--- Start ---

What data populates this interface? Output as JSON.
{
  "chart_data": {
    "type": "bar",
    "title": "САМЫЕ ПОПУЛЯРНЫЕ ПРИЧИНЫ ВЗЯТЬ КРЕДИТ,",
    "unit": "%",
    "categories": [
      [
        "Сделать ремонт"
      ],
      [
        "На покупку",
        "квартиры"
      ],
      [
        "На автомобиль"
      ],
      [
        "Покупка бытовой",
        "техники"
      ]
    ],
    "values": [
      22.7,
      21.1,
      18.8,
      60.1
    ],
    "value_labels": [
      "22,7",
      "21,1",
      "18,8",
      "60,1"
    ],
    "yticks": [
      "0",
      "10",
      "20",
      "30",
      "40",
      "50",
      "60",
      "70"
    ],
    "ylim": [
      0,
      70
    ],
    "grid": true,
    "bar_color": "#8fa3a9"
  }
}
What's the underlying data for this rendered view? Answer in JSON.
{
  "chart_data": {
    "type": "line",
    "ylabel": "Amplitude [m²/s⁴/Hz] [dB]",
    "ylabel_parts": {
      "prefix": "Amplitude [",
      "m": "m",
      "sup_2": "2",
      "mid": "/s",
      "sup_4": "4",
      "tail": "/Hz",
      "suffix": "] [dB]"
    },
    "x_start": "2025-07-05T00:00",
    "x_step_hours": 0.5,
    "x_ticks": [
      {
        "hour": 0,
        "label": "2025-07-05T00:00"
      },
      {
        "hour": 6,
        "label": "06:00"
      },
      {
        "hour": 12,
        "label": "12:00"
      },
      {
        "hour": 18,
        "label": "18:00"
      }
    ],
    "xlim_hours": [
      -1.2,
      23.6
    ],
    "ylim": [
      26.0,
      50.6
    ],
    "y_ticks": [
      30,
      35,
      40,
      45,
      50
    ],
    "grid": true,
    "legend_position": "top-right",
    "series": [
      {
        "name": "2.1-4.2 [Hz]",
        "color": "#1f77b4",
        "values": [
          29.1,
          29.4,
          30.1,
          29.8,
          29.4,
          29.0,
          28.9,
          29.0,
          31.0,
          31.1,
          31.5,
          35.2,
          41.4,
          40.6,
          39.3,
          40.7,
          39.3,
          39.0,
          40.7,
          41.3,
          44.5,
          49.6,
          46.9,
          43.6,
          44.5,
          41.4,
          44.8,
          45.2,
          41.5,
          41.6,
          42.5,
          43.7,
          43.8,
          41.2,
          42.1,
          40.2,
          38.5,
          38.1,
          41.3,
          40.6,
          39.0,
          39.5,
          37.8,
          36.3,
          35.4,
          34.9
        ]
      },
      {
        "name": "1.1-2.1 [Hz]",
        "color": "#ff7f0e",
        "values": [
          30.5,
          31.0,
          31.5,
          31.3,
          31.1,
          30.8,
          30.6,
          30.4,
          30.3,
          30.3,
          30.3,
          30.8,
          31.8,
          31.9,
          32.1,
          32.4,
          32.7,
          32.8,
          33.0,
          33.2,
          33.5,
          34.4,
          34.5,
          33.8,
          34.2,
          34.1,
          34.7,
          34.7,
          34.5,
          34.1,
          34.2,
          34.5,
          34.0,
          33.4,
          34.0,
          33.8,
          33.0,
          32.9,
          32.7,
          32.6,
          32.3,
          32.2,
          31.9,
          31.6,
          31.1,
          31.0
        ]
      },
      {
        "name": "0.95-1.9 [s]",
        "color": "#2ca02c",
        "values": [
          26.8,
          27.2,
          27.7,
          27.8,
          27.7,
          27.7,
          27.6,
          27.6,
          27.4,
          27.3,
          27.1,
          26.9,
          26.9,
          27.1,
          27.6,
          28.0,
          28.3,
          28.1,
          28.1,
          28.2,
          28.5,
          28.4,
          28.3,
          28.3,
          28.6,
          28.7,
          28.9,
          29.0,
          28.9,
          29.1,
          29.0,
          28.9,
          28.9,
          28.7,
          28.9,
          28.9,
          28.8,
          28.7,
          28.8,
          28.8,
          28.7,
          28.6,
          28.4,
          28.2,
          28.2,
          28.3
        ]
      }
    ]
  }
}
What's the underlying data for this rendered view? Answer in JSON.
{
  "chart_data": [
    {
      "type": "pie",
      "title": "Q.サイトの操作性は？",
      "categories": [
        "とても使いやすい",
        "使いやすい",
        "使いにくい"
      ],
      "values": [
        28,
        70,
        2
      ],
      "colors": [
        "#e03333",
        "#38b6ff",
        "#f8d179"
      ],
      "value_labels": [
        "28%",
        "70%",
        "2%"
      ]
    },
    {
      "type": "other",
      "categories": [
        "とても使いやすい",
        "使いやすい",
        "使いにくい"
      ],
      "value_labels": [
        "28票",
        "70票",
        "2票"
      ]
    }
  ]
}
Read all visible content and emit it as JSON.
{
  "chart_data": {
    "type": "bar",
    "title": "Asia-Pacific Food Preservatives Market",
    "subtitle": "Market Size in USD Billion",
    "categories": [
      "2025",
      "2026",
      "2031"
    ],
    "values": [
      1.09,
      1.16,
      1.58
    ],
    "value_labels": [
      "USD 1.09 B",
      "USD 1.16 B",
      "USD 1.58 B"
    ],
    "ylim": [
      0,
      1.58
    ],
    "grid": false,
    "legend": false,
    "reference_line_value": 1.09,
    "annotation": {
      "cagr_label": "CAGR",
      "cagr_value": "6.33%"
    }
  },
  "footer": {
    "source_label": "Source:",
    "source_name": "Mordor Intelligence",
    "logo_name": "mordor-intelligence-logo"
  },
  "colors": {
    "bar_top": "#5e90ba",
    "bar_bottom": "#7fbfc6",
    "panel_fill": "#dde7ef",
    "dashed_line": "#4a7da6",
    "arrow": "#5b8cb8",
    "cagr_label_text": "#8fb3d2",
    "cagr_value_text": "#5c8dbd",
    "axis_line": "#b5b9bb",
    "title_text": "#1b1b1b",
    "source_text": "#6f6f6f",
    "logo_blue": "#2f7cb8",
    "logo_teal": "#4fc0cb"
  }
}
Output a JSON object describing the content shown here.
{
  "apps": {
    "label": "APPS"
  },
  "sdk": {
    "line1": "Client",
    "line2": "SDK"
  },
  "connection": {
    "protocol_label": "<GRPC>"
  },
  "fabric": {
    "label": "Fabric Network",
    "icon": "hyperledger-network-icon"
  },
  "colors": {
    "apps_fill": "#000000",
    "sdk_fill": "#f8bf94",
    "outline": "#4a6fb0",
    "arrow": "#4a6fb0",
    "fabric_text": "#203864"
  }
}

--- End ---

REQUEST
Check each line of the entries above, and show every one holding the word "Amplitude".

THE COMPLETED TASK
    "ylabel": "Amplitude [m²/s⁴/Hz] [dB]",
      "prefix": "Amplitude [",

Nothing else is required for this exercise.